* TASK DIRECTIONS:
Below are the records; pull every line that includes "test".
[start INFORMATION PROVIDED]
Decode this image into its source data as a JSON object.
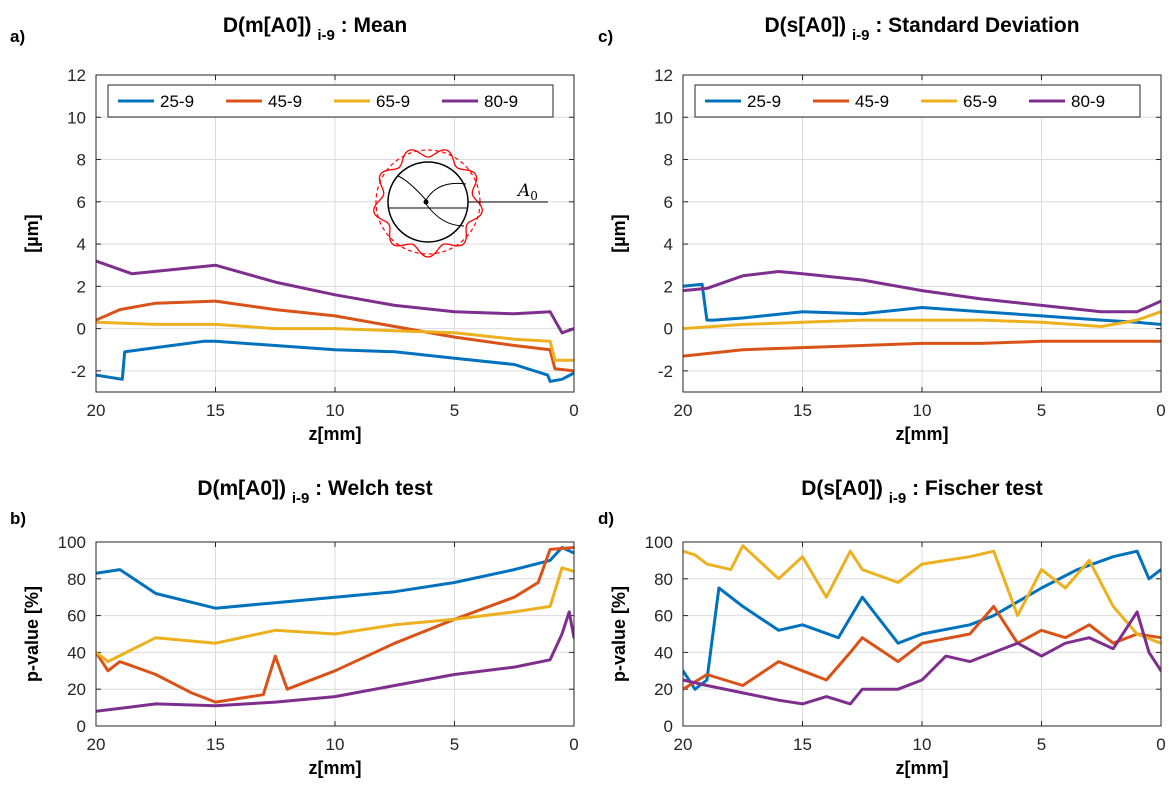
{
  "colors": {
    "25-9": "#0072bd",
    "45-9": "#d95319",
    "65-9": "#edb120",
    "80-9": "#7e2f8e"
  },
  "inset_label": "A",
  "inset_label_sub": "0",
  "chart_data": [
    {
      "panel": "a)",
      "type": "line",
      "title": "D(m[A0])",
      "title_sub": "i-9",
      "title_rest": ": Mean",
      "xlabel": "z[mm]",
      "ylabel": "[µm]",
      "xlim": [
        20,
        0
      ],
      "xreversed": true,
      "ylim": [
        -3,
        12
      ],
      "xticks": [
        20,
        15,
        10,
        5,
        0
      ],
      "yticks": [
        -2,
        0,
        2,
        4,
        6,
        8,
        10,
        12
      ],
      "grid": true,
      "legend": "top",
      "legend_entries": [
        "25-9",
        "45-9",
        "65-9",
        "80-9"
      ],
      "series": [
        {
          "name": "25-9",
          "x": [
            20,
            18.9,
            18.8,
            17.5,
            15.5,
            15,
            12.5,
            10,
            7.5,
            5,
            2.5,
            1.1,
            1,
            0.5,
            0
          ],
          "y": [
            -2.2,
            -2.4,
            -1.1,
            -0.9,
            -0.6,
            -0.6,
            -0.8,
            -1.0,
            -1.1,
            -1.4,
            -1.7,
            -2.2,
            -2.5,
            -2.4,
            -2.1
          ]
        },
        {
          "name": "45-9",
          "x": [
            20,
            19,
            17.5,
            15,
            12.5,
            10,
            7.5,
            5,
            2.5,
            1,
            0.8,
            0
          ],
          "y": [
            0.4,
            0.9,
            1.2,
            1.3,
            0.9,
            0.6,
            0.1,
            -0.4,
            -0.8,
            -1.0,
            -1.9,
            -2.0
          ]
        },
        {
          "name": "65-9",
          "x": [
            20,
            17.5,
            15,
            12.5,
            10,
            7.5,
            5,
            2.5,
            1,
            0.8,
            0
          ],
          "y": [
            0.3,
            0.2,
            0.2,
            0.0,
            0.0,
            -0.1,
            -0.2,
            -0.5,
            -0.6,
            -1.5,
            -1.5
          ]
        },
        {
          "name": "80-9",
          "x": [
            20,
            18.5,
            15,
            12.5,
            10,
            7.5,
            5,
            2.5,
            1,
            0.5,
            0
          ],
          "y": [
            3.2,
            2.6,
            3.0,
            2.2,
            1.6,
            1.1,
            0.8,
            0.7,
            0.8,
            -0.2,
            0.0
          ]
        }
      ]
    },
    {
      "panel": "c)",
      "type": "line",
      "title": "D(s[A0])",
      "title_sub": "i-9",
      "title_rest": ": Standard Deviation",
      "xlabel": "z[mm]",
      "ylabel": "[µm]",
      "xlim": [
        20,
        0
      ],
      "xreversed": true,
      "ylim": [
        -3,
        12
      ],
      "xticks": [
        20,
        15,
        10,
        5,
        0
      ],
      "yticks": [
        -2,
        0,
        2,
        4,
        6,
        8,
        10,
        12
      ],
      "grid": true,
      "legend": "top",
      "legend_entries": [
        "25-9",
        "45-9",
        "65-9",
        "80-9"
      ],
      "series": [
        {
          "name": "25-9",
          "x": [
            20,
            19.2,
            19,
            18.7,
            17.5,
            15,
            12.5,
            10,
            7.5,
            5,
            2.5,
            1,
            0
          ],
          "y": [
            2.0,
            2.1,
            0.4,
            0.4,
            0.5,
            0.8,
            0.7,
            1.0,
            0.8,
            0.6,
            0.4,
            0.3,
            0.2
          ]
        },
        {
          "name": "45-9",
          "x": [
            20,
            17.5,
            15,
            12.5,
            10,
            7.5,
            5,
            2.5,
            0
          ],
          "y": [
            -1.3,
            -1.0,
            -0.9,
            -0.8,
            -0.7,
            -0.7,
            -0.6,
            -0.6,
            -0.6
          ]
        },
        {
          "name": "65-9",
          "x": [
            20,
            17.5,
            15,
            12.5,
            10,
            7.5,
            5,
            2.5,
            1,
            0
          ],
          "y": [
            0.0,
            0.2,
            0.3,
            0.4,
            0.4,
            0.4,
            0.3,
            0.1,
            0.4,
            0.8
          ]
        },
        {
          "name": "80-9",
          "x": [
            20,
            19,
            17.5,
            16,
            15,
            12.5,
            10,
            7.5,
            5,
            2.5,
            1,
            0
          ],
          "y": [
            1.8,
            1.9,
            2.5,
            2.7,
            2.6,
            2.3,
            1.8,
            1.4,
            1.1,
            0.8,
            0.8,
            1.3
          ]
        }
      ]
    },
    {
      "panel": "b)",
      "type": "line",
      "title": "D(m[A0])",
      "title_sub": "i-9",
      "title_rest": ": Welch test",
      "xlabel": "z[mm]",
      "ylabel": "p-value [%]",
      "xlim": [
        20,
        0
      ],
      "xreversed": true,
      "ylim": [
        0,
        100
      ],
      "xticks": [
        20,
        15,
        10,
        5,
        0
      ],
      "yticks": [
        0,
        20,
        40,
        60,
        80,
        100
      ],
      "grid": true,
      "series": [
        {
          "name": "25-9",
          "x": [
            20,
            19,
            17.5,
            15,
            12.5,
            10,
            7.5,
            5,
            2.5,
            1,
            0.5,
            0
          ],
          "y": [
            83,
            85,
            72,
            64,
            67,
            70,
            73,
            78,
            85,
            90,
            97,
            94
          ]
        },
        {
          "name": "45-9",
          "x": [
            20,
            19.5,
            19,
            17.5,
            16,
            15,
            14,
            13,
            12.5,
            12,
            10,
            7.5,
            5,
            2.5,
            1.5,
            1,
            0
          ],
          "y": [
            40,
            30,
            35,
            28,
            18,
            13,
            15,
            17,
            38,
            20,
            30,
            45,
            58,
            70,
            78,
            96,
            97
          ]
        },
        {
          "name": "65-9",
          "x": [
            20,
            19.5,
            17.5,
            15,
            12.5,
            10,
            7.5,
            5,
            2.5,
            1,
            0.5,
            0
          ],
          "y": [
            40,
            35,
            48,
            45,
            52,
            50,
            55,
            58,
            62,
            65,
            86,
            84
          ]
        },
        {
          "name": "80-9",
          "x": [
            20,
            17.5,
            15,
            12.5,
            10,
            7.5,
            5,
            2.5,
            1,
            0.5,
            0.2,
            0
          ],
          "y": [
            8,
            12,
            11,
            13,
            16,
            22,
            28,
            32,
            36,
            50,
            62,
            48
          ]
        }
      ]
    },
    {
      "panel": "d)",
      "type": "line",
      "title": "D(s[A0])",
      "title_sub": "i-9",
      "title_rest": ": Fischer test",
      "xlabel": "z[mm]",
      "ylabel": "p-value [%]",
      "xlim": [
        20,
        0
      ],
      "xreversed": true,
      "ylim": [
        0,
        100
      ],
      "xticks": [
        20,
        15,
        10,
        5,
        0
      ],
      "yticks": [
        0,
        20,
        40,
        60,
        80,
        100
      ],
      "grid": true,
      "series": [
        {
          "name": "25-9",
          "x": [
            20,
            19.5,
            19,
            18.5,
            17.5,
            16,
            15,
            13.5,
            12.5,
            11,
            10,
            8,
            7,
            5,
            3.5,
            2,
            1,
            0.5,
            0
          ],
          "y": [
            30,
            20,
            25,
            75,
            65,
            52,
            55,
            48,
            70,
            45,
            50,
            55,
            60,
            75,
            85,
            92,
            95,
            80,
            85
          ]
        },
        {
          "name": "45-9",
          "x": [
            20,
            19,
            17.5,
            16,
            15,
            14,
            13,
            12.5,
            11,
            10,
            8,
            7,
            6,
            5,
            4,
            3,
            2,
            1,
            0
          ],
          "y": [
            20,
            28,
            22,
            35,
            30,
            25,
            40,
            48,
            35,
            45,
            50,
            65,
            45,
            52,
            48,
            55,
            45,
            50,
            48
          ]
        },
        {
          "name": "65-9",
          "x": [
            20,
            19.5,
            19,
            18,
            17.5,
            16,
            15,
            14,
            13,
            12.5,
            11,
            10,
            8,
            7,
            6,
            5,
            4,
            3,
            2,
            1,
            0
          ],
          "y": [
            95,
            93,
            88,
            85,
            98,
            80,
            92,
            70,
            95,
            85,
            78,
            88,
            92,
            95,
            60,
            85,
            75,
            90,
            65,
            50,
            45
          ]
        },
        {
          "name": "80-9",
          "x": [
            20,
            19,
            17.5,
            16,
            15,
            14,
            13,
            12.5,
            11,
            10,
            9,
            8,
            7,
            6,
            5,
            4,
            3,
            2,
            1,
            0.5,
            0
          ],
          "y": [
            25,
            22,
            18,
            14,
            12,
            16,
            12,
            20,
            20,
            25,
            38,
            35,
            40,
            45,
            38,
            45,
            48,
            42,
            62,
            40,
            30
          ]
        }
      ]
    }
  ]
}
[end INFORMATION PROVIDED]
* THE ANSWER:
      "title_rest": ": Welch test",
      "title_rest": ": Fischer test",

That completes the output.